(WRITTEN EXERCISE):
Scan the listing below. Report each line that includes "генератора".

--------------------------------------------------

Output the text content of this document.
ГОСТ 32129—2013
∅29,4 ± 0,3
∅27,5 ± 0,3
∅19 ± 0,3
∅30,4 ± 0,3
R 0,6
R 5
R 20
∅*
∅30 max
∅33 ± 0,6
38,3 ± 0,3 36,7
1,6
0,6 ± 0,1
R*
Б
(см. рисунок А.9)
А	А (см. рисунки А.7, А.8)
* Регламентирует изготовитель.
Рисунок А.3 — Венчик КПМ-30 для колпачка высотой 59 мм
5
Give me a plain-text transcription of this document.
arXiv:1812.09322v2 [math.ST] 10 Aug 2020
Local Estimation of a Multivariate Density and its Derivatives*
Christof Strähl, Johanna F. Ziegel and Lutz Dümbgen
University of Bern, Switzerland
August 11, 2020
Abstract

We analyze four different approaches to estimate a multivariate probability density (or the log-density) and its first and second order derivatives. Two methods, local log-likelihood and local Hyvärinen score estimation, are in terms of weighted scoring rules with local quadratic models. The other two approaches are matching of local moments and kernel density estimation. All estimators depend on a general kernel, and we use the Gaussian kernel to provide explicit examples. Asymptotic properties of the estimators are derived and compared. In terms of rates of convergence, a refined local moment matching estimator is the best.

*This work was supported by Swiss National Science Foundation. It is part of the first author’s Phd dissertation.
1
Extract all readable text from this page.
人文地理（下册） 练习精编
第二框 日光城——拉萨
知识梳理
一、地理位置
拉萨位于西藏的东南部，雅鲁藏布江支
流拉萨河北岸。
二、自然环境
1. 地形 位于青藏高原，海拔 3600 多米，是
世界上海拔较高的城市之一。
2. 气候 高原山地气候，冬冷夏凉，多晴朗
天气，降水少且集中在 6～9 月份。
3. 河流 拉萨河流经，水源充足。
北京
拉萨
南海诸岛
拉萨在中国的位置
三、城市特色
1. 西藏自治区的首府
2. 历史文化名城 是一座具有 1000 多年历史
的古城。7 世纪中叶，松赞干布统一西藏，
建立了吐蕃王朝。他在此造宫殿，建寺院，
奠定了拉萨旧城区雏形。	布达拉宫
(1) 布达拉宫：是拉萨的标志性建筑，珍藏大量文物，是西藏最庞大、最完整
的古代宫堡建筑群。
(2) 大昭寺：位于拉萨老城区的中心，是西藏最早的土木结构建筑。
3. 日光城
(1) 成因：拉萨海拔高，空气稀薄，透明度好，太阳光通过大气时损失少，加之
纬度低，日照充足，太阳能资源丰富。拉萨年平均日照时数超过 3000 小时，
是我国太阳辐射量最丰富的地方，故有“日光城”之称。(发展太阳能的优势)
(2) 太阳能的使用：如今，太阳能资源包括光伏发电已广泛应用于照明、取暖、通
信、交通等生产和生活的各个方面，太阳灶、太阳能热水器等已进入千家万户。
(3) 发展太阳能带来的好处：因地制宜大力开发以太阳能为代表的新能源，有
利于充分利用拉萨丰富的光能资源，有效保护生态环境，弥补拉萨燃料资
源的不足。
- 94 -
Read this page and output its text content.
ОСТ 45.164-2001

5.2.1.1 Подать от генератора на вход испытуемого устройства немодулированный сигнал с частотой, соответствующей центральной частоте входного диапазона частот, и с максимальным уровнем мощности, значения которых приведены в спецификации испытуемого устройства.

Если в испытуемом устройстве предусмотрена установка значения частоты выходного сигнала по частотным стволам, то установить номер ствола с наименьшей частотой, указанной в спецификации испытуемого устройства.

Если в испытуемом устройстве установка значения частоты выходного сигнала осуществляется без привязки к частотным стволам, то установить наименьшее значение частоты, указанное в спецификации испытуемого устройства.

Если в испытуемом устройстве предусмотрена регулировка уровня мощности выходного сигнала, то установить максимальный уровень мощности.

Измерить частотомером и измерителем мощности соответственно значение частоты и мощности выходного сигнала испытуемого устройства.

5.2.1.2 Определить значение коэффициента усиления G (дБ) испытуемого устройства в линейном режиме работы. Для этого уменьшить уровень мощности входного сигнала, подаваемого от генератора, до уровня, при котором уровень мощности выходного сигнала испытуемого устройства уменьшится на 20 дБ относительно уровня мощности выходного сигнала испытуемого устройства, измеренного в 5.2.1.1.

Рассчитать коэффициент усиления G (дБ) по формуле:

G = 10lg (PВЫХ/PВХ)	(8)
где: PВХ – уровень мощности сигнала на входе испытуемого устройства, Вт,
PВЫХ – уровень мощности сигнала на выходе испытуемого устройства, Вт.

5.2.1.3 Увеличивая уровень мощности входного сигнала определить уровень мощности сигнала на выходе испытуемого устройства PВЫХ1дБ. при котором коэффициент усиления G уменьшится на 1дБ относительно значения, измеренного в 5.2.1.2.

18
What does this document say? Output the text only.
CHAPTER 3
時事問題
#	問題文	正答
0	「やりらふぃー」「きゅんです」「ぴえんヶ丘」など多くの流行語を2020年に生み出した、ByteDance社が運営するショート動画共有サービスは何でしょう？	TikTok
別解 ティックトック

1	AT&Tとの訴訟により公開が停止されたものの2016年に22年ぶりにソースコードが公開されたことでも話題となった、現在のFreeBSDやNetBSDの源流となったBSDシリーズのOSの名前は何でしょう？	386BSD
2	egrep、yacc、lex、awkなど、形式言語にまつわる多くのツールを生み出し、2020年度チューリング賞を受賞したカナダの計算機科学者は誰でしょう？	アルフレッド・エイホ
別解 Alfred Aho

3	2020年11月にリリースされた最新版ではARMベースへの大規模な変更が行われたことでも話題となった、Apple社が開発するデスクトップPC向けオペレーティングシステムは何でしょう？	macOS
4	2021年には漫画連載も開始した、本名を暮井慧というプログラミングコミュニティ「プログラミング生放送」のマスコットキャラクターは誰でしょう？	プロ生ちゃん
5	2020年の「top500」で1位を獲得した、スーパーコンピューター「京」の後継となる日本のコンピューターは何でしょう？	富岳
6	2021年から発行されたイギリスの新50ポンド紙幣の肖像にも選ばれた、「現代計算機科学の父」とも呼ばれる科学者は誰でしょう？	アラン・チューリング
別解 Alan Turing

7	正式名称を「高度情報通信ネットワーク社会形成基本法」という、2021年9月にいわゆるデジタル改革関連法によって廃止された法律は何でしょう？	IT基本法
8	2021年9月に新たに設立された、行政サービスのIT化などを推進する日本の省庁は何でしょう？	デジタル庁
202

--------------------------------------------------

(ANSWER TO THIS TASK):
5.2.1.1 Подать от генератора на вход испытуемого устройства немодулированный сигнал с частотой, соответствующей центральной частоте входного диапазона частот, и с максимальным уровнем мощности, значения которых приведены в спецификации испытуемого устройства.
5.2.1.2 Определить значение коэффициента усиления G (дБ) испытуемого устройства в линейном режиме работы. Для этого уменьшить уровень мощности входного сигнала, подаваемого от генератора, до уровня, при котором уровень мощности выходного сигнала испытуемого устройства уменьшится на 20 дБ относительно уровня мощности выходного сигнала испытуемого устройства, измеренного в 5.2.1.1.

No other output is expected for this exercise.